Could you turn all of the data below into a numbered list, leaving out any blank lines?

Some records

============

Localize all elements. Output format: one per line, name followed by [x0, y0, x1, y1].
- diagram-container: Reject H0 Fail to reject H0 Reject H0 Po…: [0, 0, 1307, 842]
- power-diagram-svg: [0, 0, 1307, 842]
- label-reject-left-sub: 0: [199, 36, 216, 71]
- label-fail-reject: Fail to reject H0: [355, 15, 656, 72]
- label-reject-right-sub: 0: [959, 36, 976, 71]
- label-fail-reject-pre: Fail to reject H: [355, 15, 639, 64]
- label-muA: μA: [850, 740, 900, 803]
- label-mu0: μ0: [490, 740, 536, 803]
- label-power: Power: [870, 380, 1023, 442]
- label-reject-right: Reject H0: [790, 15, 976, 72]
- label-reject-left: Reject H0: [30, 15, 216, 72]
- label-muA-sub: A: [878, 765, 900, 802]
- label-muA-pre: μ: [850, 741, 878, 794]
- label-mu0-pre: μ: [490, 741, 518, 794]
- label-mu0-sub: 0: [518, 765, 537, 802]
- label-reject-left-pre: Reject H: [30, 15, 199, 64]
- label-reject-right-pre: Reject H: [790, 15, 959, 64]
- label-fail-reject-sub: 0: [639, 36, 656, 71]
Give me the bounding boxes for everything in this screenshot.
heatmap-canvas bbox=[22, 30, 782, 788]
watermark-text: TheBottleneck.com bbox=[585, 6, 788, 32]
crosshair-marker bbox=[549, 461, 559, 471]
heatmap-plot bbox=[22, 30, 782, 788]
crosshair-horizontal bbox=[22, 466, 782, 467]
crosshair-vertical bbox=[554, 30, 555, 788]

============

* _RESULT OF THIS TASK_:
1. Localize all elements. Output format: one per line, name followed by [x0, y0, x1, y1].
2. - diagram-container: Reject H0 Fail to reject H0 Reject H0 Po…: [0, 0, 1307, 842]
3. - power-diagram-svg: [0, 0, 1307, 842]
4. - label-reject-left-sub: 0: [199, 36, 216, 71]
5. - label-fail-reject: Fail to reject H0: [355, 15, 656, 72]
6. - label-reject-right-sub: 0: [959, 36, 976, 71]
7. - label-fail-reject-pre: Fail to reject H: [355, 15, 639, 64]
8. - label-muA: μA: [850, 740, 900, 803]
9. - label-mu0: μ0: [490, 740, 536, 803]
10. - label-power: Power: [870, 380, 1023, 442]
11. - label-reject-right: Reject H0: [790, 15, 976, 72]
12. - label-reject-left: Reject H0: [30, 15, 216, 72]
13. - label-muA-sub: A: [878, 765, 900, 802]
14. - label-muA-pre: μ: [850, 741, 878, 794]
15. - label-mu0-pre: μ: [490, 741, 518, 794]
16. - label-mu0-sub: 0: [518, 765, 537, 802]
17. - label-reject-left-pre: Reject H: [30, 15, 199, 64]
18. - label-reject-right-pre: Reject H: [790, 15, 959, 64]
19. - label-fail-reject-sub: 0: [639, 36, 656, 71]
20. Give me the bounding boxes for everything in this screenshot.
21. heatmap-canvas bbox=[22, 30, 782, 788]
22. watermark-text: TheBottleneck.com bbox=[585, 6, 788, 32]
23. crosshair-marker bbox=[549, 461, 559, 471]
24. heatmap-plot bbox=[22, 30, 782, 788]
25. crosshair-horizontal bbox=[22, 466, 782, 467]
26. crosshair-vertical bbox=[554, 30, 555, 788]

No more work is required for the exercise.